- **Do this**:
Copy out every record below exactly as written, but leave out any pictures.

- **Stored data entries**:
## Begin

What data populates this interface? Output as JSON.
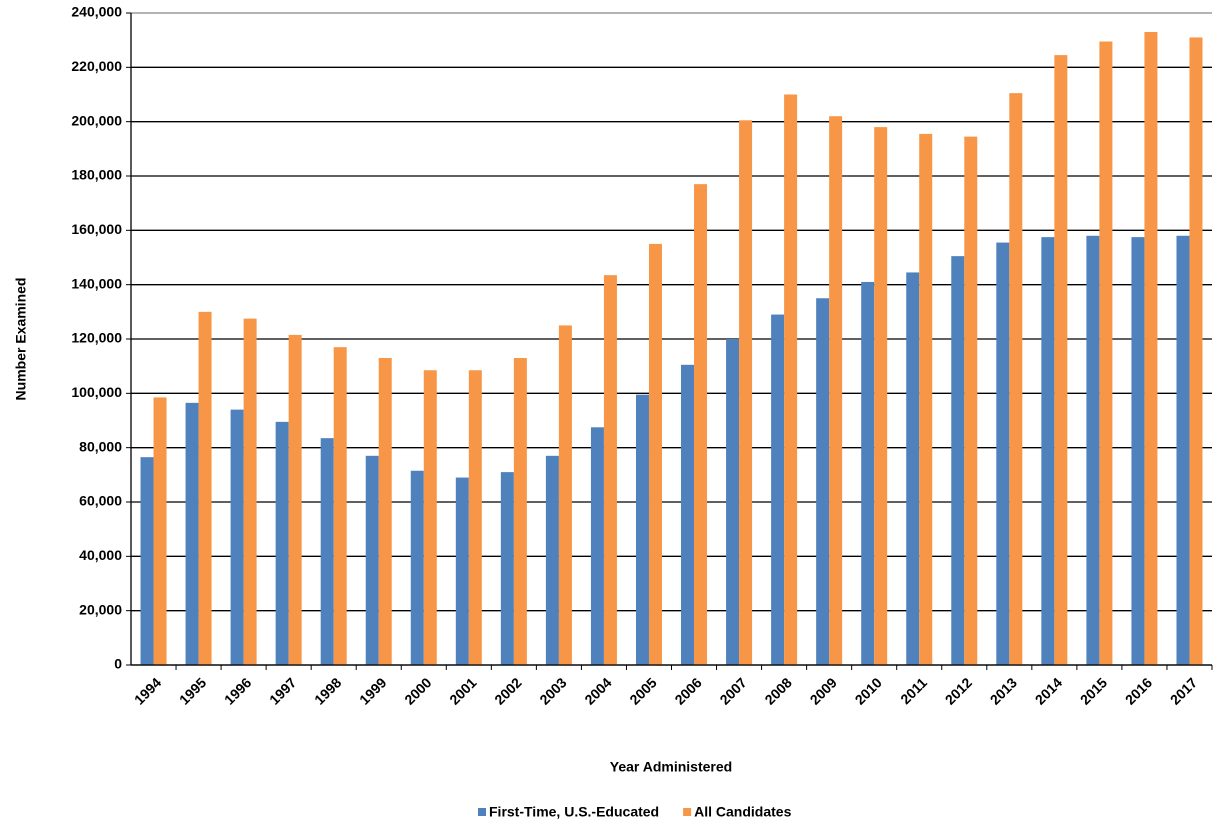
{
  "chart_data": {
    "type": "bar",
    "x_label": "Year Administered",
    "y_label": "Number Examined",
    "categories": [
      "1994",
      "1995",
      "1996",
      "1997",
      "1998",
      "1999",
      "2000",
      "2001",
      "2002",
      "2003",
      "2004",
      "2005",
      "2006",
      "2007",
      "2008",
      "2009",
      "2010",
      "2011",
      "2012",
      "2013",
      "2014",
      "2015",
      "2016",
      "2017"
    ],
    "series": [
      {
        "name": "First-Time, U.S.-Educated",
        "color": "#4f81bd",
        "values": [
          76500,
          96500,
          94000,
          89500,
          83500,
          77000,
          71500,
          69000,
          71000,
          77000,
          87500,
          99500,
          110500,
          120000,
          129000,
          135000,
          141000,
          144500,
          150500,
          155500,
          157500,
          158000,
          157500,
          158000
        ]
      },
      {
        "name": "All Candidates",
        "color": "#f79646",
        "values": [
          98500,
          130000,
          127500,
          121500,
          117000,
          113000,
          108500,
          108500,
          113000,
          125000,
          143500,
          155000,
          177000,
          200500,
          210000,
          202000,
          198000,
          195500,
          194500,
          210500,
          224500,
          229500,
          233000,
          231000
        ]
      }
    ],
    "ylim": [
      0,
      240000
    ],
    "yticks": [
      0,
      {
        "value": 20000,
        "label": "20,000"
      },
      {
        "value": 40000,
        "label": "40,000"
      },
      {
        "value": 60000,
        "label": "60,000"
      },
      {
        "value": 80000,
        "label": "80,000"
      },
      {
        "value": 100000,
        "label": "100,000"
      },
      {
        "value": 120000,
        "label": "120,000"
      },
      {
        "value": 140000,
        "label": "140,000"
      },
      {
        "value": 160000,
        "label": "160,000"
      },
      {
        "value": 180000,
        "label": "180,000"
      },
      {
        "value": 200000,
        "label": "200,000"
      },
      {
        "value": 220000,
        "label": "220,000"
      },
      {
        "value": 240000,
        "label": "240,000"
      }
    ],
    "grid": true,
    "legend": "bottom"
  }
}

## End

- **Complete output**:
What data populates this interface? Output as JSON.
{
  "chart_data": {
    "type": "bar",
    "x_label": "Year Administered",
    "y_label": "Number Examined",
    "categories": [
      "1994",
      "1995",
      "1996",
      "1997",
      "1998",
      "1999",
      "2000",
      "2001",
      "2002",
      "2003",
      "2004",
      "2005",
      "2006",
      "2007",
      "2008",
      "2009",
      "2010",
      "2011",
      "2012",
      "2013",
      "2014",
      "2015",
      "2016",
      "2017"
    ],
    "series": [
      {
        "name": "First-Time, U.S.-Educated",
        "color": "#4f81bd",
        "values": [
          76500,
          96500,
          94000,
          89500,
          83500,
          77000,
          71500,
          69000,
          71000,
          77000,
          87500,
          99500,
          110500,
          120000,
          129000,
          135000,
          141000,
          144500,
          150500,
          155500,
          157500,
          158000,
          157500,
          158000
        ]
      },
      {
        "name": "All Candidates",
        "color": "#f79646",
        "values": [
          98500,
          130000,
          127500,
          121500,
          117000,
          113000,
          108500,
          108500,
          113000,
          125000,
          143500,
          155000,
          177000,
          200500,
          210000,
          202000,
          198000,
          195500,
          194500,
          210500,
          224500,
          229500,
          233000,
          231000
        ]
      }
    ],
    "ylim": [
      0,
      240000
    ],
    "yticks": [
      0,
      {
        "value": 20000,
        "label": "20,000"
      },
      {
        "value": 40000,
        "label": "40,000"
      },
      {
        "value": 60000,
        "label": "60,000"
      },
      {
        "value": 80000,
        "label": "80,000"
      },
      {
        "value": 100000,
        "label": "100,000"
      },
      {
        "value": 120000,
        "label": "120,000"
      },
      {
        "value": 140000,
        "label": "140,000"
      },
      {
        "value": 160000,
        "label": "160,000"
      },
      {
        "value": 180000,
        "label": "180,000"
      },
      {
        "value": 200000,
        "label": "200,000"
      },
      {
        "value": 220000,
        "label": "220,000"
      },
      {
        "value": 240000,
        "label": "240,000"
      }
    ],
    "grid": true,
    "legend": "bottom"
  }
}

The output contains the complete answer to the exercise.